## [Do this]
Extract each line of the data and write it out again exactly.

--- Task material ---

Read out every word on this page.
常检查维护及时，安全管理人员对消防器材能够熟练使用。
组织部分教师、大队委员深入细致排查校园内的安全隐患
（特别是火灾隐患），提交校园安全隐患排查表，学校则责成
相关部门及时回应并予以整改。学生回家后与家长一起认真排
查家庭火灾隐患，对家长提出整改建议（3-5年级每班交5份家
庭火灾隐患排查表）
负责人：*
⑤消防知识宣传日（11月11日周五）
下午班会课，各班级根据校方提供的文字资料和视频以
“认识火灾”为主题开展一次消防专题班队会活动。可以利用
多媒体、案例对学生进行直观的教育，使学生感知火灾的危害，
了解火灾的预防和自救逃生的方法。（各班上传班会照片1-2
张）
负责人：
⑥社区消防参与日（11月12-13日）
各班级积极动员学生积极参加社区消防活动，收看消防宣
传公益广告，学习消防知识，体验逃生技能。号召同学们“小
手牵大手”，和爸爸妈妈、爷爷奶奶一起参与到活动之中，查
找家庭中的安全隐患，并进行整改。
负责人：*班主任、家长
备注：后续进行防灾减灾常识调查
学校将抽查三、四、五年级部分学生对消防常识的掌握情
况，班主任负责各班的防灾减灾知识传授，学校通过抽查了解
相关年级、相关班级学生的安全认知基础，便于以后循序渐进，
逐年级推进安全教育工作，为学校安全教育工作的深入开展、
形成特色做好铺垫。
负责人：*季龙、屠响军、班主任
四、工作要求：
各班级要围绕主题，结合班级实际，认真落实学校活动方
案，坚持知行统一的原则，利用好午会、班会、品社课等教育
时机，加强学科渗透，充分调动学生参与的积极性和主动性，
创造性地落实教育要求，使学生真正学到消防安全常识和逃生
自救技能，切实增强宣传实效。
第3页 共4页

---

## [Full output]
Read out every word on this page.
常检查维护及时，安全管理人员对消防器材能够熟练使用。
组织部分教师、大队委员深入细致排查校园内的安全隐患
（特别是火灾隐患），提交校园安全隐患排查表，学校则责成
相关部门及时回应并予以整改。学生回家后与家长一起认真排
查家庭火灾隐患，对家长提出整改建议（3-5年级每班交5份家
庭火灾隐患排查表）
负责人：*
⑤消防知识宣传日（11月11日周五）
下午班会课，各班级根据校方提供的文字资料和视频以
“认识火灾”为主题开展一次消防专题班队会活动。可以利用
多媒体、案例对学生进行直观的教育，使学生感知火灾的危害，
了解火灾的预防和自救逃生的方法。（各班上传班会照片1-2
张）
负责人：
⑥社区消防参与日（11月12-13日）
各班级积极动员学生积极参加社区消防活动，收看消防宣
传公益广告，学习消防知识，体验逃生技能。号召同学们“小
手牵大手”，和爸爸妈妈、爷爷奶奶一起参与到活动之中，查
找家庭中的安全隐患，并进行整改。
负责人：*班主任、家长
备注：后续进行防灾减灾常识调查
学校将抽查三、四、五年级部分学生对消防常识的掌握情
况，班主任负责各班的防灾减灾知识传授，学校通过抽查了解
相关年级、相关班级学生的安全认知基础，便于以后循序渐进，
逐年级推进安全教育工作，为学校安全教育工作的深入开展、
形成特色做好铺垫。
负责人：*季龙、屠响军、班主任
四、工作要求：
各班级要围绕主题，结合班级实际，认真落实学校活动方
案，坚持知行统一的原则，利用好午会、班会、品社课等教育
时机，加强学科渗透，充分调动学生参与的积极性和主动性，
创造性地落实教育要求，使学生真正学到消防安全常识和逃生
自救技能，切实增强宣传实效。
第3页 共4页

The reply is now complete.